> [Stored items]

-- -- --

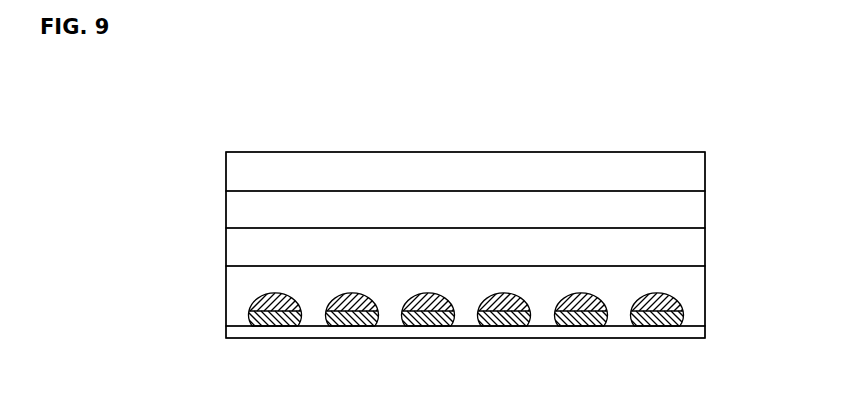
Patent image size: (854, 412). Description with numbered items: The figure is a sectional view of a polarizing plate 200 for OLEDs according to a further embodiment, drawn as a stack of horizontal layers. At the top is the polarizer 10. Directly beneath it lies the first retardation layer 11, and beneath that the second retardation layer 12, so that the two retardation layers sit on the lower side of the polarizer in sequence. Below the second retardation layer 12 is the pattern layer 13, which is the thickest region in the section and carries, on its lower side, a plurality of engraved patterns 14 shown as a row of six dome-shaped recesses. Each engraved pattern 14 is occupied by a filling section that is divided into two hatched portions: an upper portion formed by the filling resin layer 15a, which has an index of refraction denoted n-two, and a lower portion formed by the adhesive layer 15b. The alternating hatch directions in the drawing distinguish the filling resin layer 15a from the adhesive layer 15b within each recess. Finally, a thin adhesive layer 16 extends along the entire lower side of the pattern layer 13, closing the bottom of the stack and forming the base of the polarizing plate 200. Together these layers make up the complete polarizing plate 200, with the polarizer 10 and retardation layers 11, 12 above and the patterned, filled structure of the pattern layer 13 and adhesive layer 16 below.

The polarizing plate 200 is at (678, 128).
The polarizer 10 is at (243, 174).
The first retardation layer 11 is at (243, 211).
The second retardation layer 12 is at (243, 248).
The pattern layer 13 is at (243, 288).
The adhesive layer 16 is at (243, 332).
The engraved patterns 14 is at (278, 294).
The filling resin layer 15a is at (502, 302).
The adhesive layer 15b is at (424, 318).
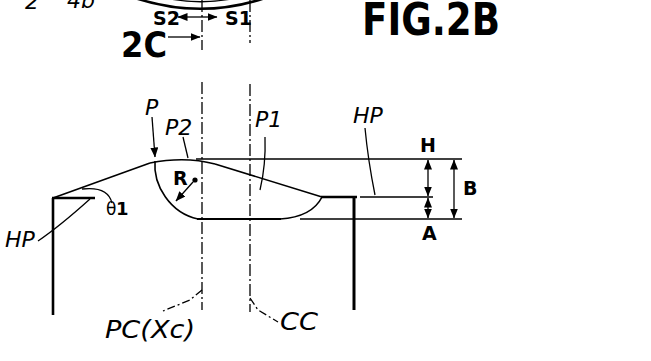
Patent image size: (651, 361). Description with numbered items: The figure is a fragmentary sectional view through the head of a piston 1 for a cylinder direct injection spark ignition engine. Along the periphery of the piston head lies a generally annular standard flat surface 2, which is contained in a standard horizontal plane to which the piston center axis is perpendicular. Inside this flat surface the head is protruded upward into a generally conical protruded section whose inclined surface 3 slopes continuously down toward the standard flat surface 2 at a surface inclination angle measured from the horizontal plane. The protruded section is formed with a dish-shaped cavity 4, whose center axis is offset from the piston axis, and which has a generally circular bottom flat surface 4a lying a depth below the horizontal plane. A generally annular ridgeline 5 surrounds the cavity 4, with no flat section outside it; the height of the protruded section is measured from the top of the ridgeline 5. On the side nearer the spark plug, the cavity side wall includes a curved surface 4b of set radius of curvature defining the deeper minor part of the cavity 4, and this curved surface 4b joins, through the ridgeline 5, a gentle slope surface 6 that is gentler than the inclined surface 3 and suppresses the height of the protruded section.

The piston 1 is at (359, 279).
The standard flat surface 2 is at (53, 197).
The inclined surface 3 is at (72, 186).
The cavity 4 is at (190, 213).
The bottom flat surface 4a is at (273, 218).
The curved surface 4b is at (163, 191).
The ridgeline 5 is at (278, 0).
The gentle slope surface 6 is at (127, 171).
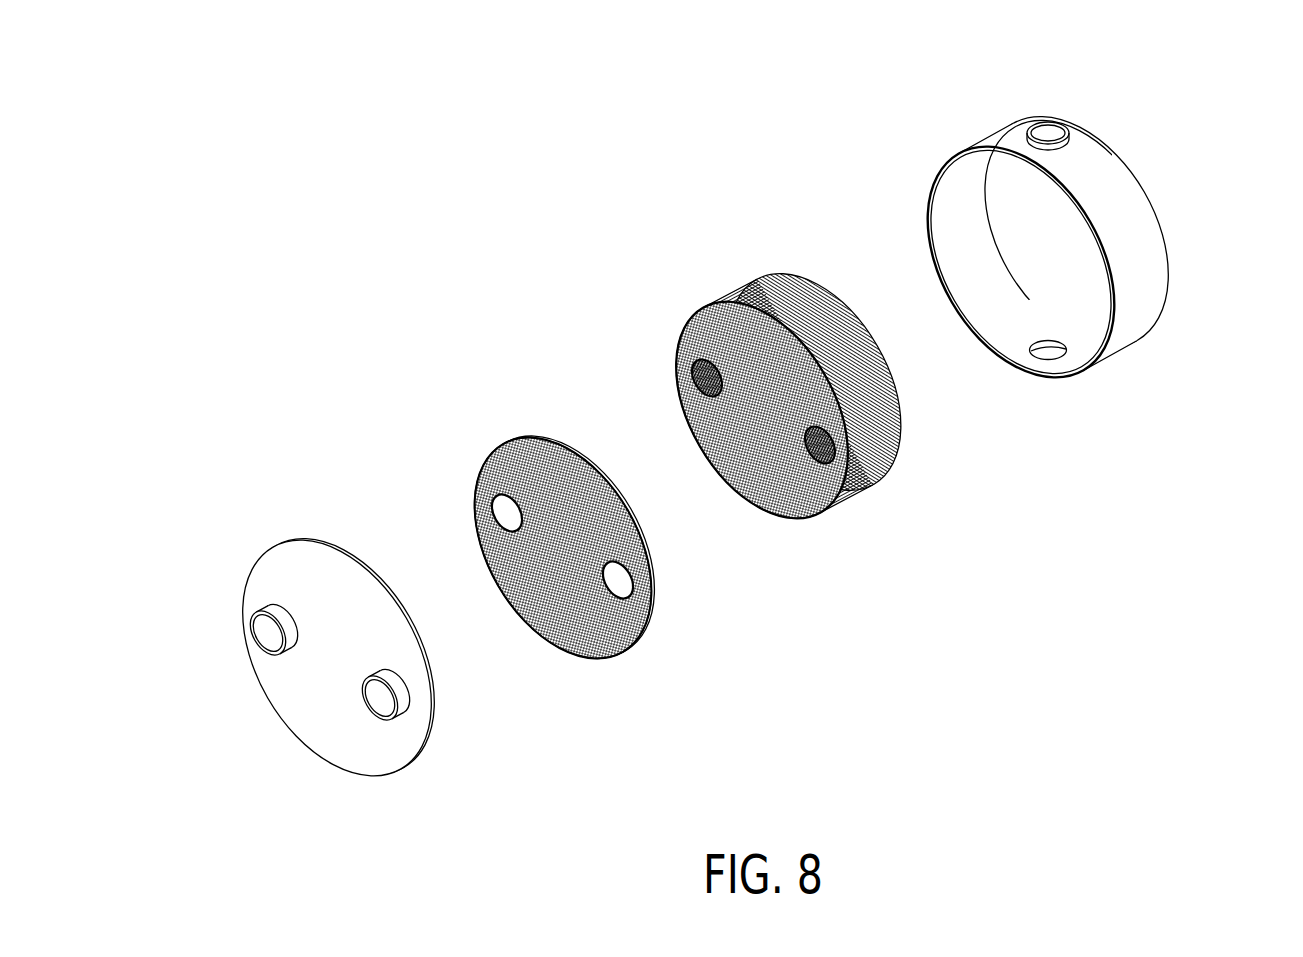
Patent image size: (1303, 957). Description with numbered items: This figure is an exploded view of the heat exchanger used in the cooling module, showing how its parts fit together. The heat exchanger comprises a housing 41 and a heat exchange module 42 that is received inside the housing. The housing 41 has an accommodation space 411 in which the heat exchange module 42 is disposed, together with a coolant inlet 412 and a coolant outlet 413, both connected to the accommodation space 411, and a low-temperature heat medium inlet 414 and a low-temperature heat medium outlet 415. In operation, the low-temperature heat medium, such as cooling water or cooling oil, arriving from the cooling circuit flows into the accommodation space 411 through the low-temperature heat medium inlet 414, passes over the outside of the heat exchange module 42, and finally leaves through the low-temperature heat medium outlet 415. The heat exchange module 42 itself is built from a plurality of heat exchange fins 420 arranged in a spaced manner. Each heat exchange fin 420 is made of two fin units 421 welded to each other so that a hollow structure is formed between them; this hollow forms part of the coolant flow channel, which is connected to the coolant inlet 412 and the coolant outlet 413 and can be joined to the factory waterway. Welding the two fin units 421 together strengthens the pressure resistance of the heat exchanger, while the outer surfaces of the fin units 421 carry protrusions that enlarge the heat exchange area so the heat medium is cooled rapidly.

The housing 41 is at (1133, 303).
The accommodation space 411 is at (941, 204).
The coolant inlet 412 is at (265, 633).
The coolant outlet 413 is at (375, 698).
The low-temperature heat medium inlet 414 is at (1046, 130).
The low-temperature heat medium outlet 415 is at (1048, 355).
The heat exchange module 42 is at (687, 421).
The heat exchange fin 420 is at (707, 260).
The fin unit 421 is at (494, 363).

-- -- --

> [Directions for this task] Copy the listing above word for word, every line, and leave out the pictures.

> [Task result]
Patent image size: (854, 412). Description with numbered items: The figure is a sectional view of a polarizing plate 200 for OLEDs according to a further embodiment, drawn as a stack of horizontal layers. At the top is the polarizer 10. Directly beneath it lies the first retardation layer 11, and beneath that the second retardation layer 12, so that the two retardation layers sit on the lower side of the polarizer in sequence. Below the second retardation layer 12 is the pattern layer 13, which is the thickest region in the section and carries, on its lower side, a plurality of engraved patterns 14 shown as a row of six dome-shaped recesses. Each engraved pattern 14 is occupied by a filling section that is divided into two hatched portions: an upper portion formed by the filling resin layer 15a, which has an index of refraction denoted n-two, and a lower portion formed by the adhesive layer 15b. The alternating hatch directions in the drawing distinguish the filling resin layer 15a from the adhesive layer 15b within each recess. Finally, a thin adhesive layer 16 extends along the entire lower side of the pattern layer 13, closing the bottom of the stack and forming the base of the polarizing plate 200. Together these layers make up the complete polarizing plate 200, with the polarizer 10 and retardation layers 11, 12 above and the patterned, filled structure of the pattern layer 13 and adhesive layer 16 below.

The polarizing plate 200 is at (678, 128).
The polarizer 10 is at (243, 174).
The first retardation layer 11 is at (243, 211).
The second retardation layer 12 is at (243, 248).
The pattern layer 13 is at (243, 288).
The adhesive layer 16 is at (243, 332).
The engraved patterns 14 is at (278, 294).
The filling resin layer 15a is at (502, 302).
The adhesive layer 15b is at (424, 318).
Patent image size: (651, 361). Description with numbered items: The figure is a fragmentary sectional view through the head of a piston 1 for a cylinder direct injection spark ignition engine. Along the periphery of the piston head lies a generally annular standard flat surface 2, which is contained in a standard horizontal plane to which the piston center axis is perpendicular. Inside this flat surface the head is protruded upward into a generally conical protruded section whose inclined surface 3 slopes continuously down toward the standard flat surface 2 at a surface inclination angle measured from the horizontal plane. The protruded section is formed with a dish-shaped cavity 4, whose center axis is offset from the piston axis, and which has a generally circular bottom flat surface 4a lying a depth below the horizontal plane. A generally annular ridgeline 5 surrounds the cavity 4, with no flat section outside it; the height of the protruded section is measured from the top of the ridgeline 5. On the side nearer the spark plug, the cavity side wall includes a curved surface 4b of set radius of curvature defining the deeper minor part of the cavity 4, and this curved surface 4b joins, through the ridgeline 5, a gentle slope surface 6 that is gentler than the inclined surface 3 and suppresses the height of the protruded section.

The piston 1 is at (359, 279).
The standard flat surface 2 is at (53, 197).
The inclined surface 3 is at (72, 186).
The cavity 4 is at (190, 213).
The bottom flat surface 4a is at (273, 218).
The curved surface 4b is at (163, 191).
The ridgeline 5 is at (278, 0).
The gentle slope surface 6 is at (127, 171).
Patent image size: (1303, 957). Description with numbered items: This figure is an exploded view of the heat exchanger used in the cooling module, showing how its parts fit together. The heat exchanger comprises a housing 41 and a heat exchange module 42 that is received inside the housing. The housing 41 has an accommodation space 411 in which the heat exchange module 42 is disposed, together with a coolant inlet 412 and a coolant outlet 413, both connected to the accommodation space 411, and a low-temperature heat medium inlet 414 and a low-temperature heat medium outlet 415. In operation, the low-temperature heat medium, such as cooling water or cooling oil, arriving from the cooling circuit flows into the accommodation space 411 through the low-temperature heat medium inlet 414, passes over the outside of the heat exchange module 42, and finally leaves through the low-temperature heat medium outlet 415. The heat exchange module 42 itself is built from a plurality of heat exchange fins 420 arranged in a spaced manner. Each heat exchange fin 420 is made of two fin units 421 welded to each other so that a hollow structure is formed between them; this hollow forms part of the coolant flow channel, which is connected to the coolant inlet 412 and the coolant outlet 413 and can be joined to the factory waterway. Welding the two fin units 421 together strengthens the pressure resistance of the heat exchanger, while the outer surfaces of the fin units 421 carry protrusions that enlarge the heat exchange area so the heat medium is cooled rapidly.

The housing 41 is at (1133, 303).
The accommodation space 411 is at (941, 204).
The coolant inlet 412 is at (265, 633).
The coolant outlet 413 is at (375, 698).
The low-temperature heat medium inlet 414 is at (1046, 130).
The low-temperature heat medium outlet 415 is at (1048, 355).
The heat exchange module 42 is at (687, 421).
The heat exchange fin 420 is at (707, 260).
The fin unit 421 is at (494, 363).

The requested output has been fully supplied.